[Rows from a figure dataset]
****************

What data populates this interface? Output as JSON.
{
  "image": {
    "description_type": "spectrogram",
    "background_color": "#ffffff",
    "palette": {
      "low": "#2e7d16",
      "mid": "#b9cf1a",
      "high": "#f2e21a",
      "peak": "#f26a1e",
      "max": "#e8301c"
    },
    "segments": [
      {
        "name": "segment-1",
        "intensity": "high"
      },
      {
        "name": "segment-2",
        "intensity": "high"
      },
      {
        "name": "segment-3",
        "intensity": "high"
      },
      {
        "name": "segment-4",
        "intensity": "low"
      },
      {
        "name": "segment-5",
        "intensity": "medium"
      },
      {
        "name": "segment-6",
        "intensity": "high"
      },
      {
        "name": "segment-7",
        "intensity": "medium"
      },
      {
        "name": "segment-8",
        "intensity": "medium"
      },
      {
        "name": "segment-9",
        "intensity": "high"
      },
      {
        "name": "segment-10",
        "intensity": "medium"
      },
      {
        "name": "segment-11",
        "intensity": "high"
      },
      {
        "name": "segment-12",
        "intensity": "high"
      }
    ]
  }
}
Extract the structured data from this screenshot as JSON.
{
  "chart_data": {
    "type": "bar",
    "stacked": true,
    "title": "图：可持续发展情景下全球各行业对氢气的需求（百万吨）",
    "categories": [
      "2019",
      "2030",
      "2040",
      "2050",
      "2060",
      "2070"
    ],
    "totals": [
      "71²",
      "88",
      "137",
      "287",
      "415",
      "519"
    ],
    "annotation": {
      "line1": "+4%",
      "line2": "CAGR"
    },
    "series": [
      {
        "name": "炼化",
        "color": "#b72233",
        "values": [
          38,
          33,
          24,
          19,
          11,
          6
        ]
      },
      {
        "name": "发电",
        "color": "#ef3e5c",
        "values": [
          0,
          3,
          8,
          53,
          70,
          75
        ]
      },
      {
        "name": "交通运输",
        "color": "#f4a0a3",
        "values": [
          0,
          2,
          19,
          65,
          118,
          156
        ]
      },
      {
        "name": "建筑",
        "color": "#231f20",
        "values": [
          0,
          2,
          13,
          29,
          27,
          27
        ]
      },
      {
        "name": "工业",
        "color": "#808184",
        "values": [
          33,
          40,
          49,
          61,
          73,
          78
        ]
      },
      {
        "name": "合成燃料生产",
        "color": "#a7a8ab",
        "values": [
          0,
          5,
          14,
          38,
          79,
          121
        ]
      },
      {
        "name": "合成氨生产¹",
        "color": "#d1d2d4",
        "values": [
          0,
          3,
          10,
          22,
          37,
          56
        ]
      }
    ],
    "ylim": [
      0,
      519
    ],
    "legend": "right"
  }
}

****************

> **WHAT THE TASK ASKS**: Copy out the full set of records precisely, leaving nothing out.

> **THE OUTPUT**:
What data populates this interface? Output as JSON.
{
  "image": {
    "description_type": "spectrogram",
    "background_color": "#ffffff",
    "palette": {
      "low": "#2e7d16",
      "mid": "#b9cf1a",
      "high": "#f2e21a",
      "peak": "#f26a1e",
      "max": "#e8301c"
    },
    "segments": [
      {
        "name": "segment-1",
        "intensity": "high"
      },
      {
        "name": "segment-2",
        "intensity": "high"
      },
      {
        "name": "segment-3",
        "intensity": "high"
      },
      {
        "name": "segment-4",
        "intensity": "low"
      },
      {
        "name": "segment-5",
        "intensity": "medium"
      },
      {
        "name": "segment-6",
        "intensity": "high"
      },
      {
        "name": "segment-7",
        "intensity": "medium"
      },
      {
        "name": "segment-8",
        "intensity": "medium"
      },
      {
        "name": "segment-9",
        "intensity": "high"
      },
      {
        "name": "segment-10",
        "intensity": "medium"
      },
      {
        "name": "segment-11",
        "intensity": "high"
      },
      {
        "name": "segment-12",
        "intensity": "high"
      }
    ]
  }
}
Extract the structured data from this screenshot as JSON.
{
  "chart_data": {
    "type": "bar",
    "stacked": true,
    "title": "图：可持续发展情景下全球各行业对氢气的需求（百万吨）",
    "categories": [
      "2019",
      "2030",
      "2040",
      "2050",
      "2060",
      "2070"
    ],
    "totals": [
      "71²",
      "88",
      "137",
      "287",
      "415",
      "519"
    ],
    "annotation": {
      "line1": "+4%",
      "line2": "CAGR"
    },
    "series": [
      {
        "name": "炼化",
        "color": "#b72233",
        "values": [
          38,
          33,
          24,
          19,
          11,
          6
        ]
      },
      {
        "name": "发电",
        "color": "#ef3e5c",
        "values": [
          0,
          3,
          8,
          53,
          70,
          75
        ]
      },
      {
        "name": "交通运输",
        "color": "#f4a0a3",
        "values": [
          0,
          2,
          19,
          65,
          118,
          156
        ]
      },
      {
        "name": "建筑",
        "color": "#231f20",
        "values": [
          0,
          2,
          13,
          29,
          27,
          27
        ]
      },
      {
        "name": "工业",
        "color": "#808184",
        "values": [
          33,
          40,
          49,
          61,
          73,
          78
        ]
      },
      {
        "name": "合成燃料生产",
        "color": "#a7a8ab",
        "values": [
          0,
          5,
          14,
          38,
          79,
          121
        ]
      },
      {
        "name": "合成氨生产¹",
        "color": "#d1d2d4",
        "values": [
          0,
          3,
          10,
          22,
          37,
          56
        ]
      }
    ],
    "ylim": [
      0,
      519
    ],
    "legend": "right"
  }
}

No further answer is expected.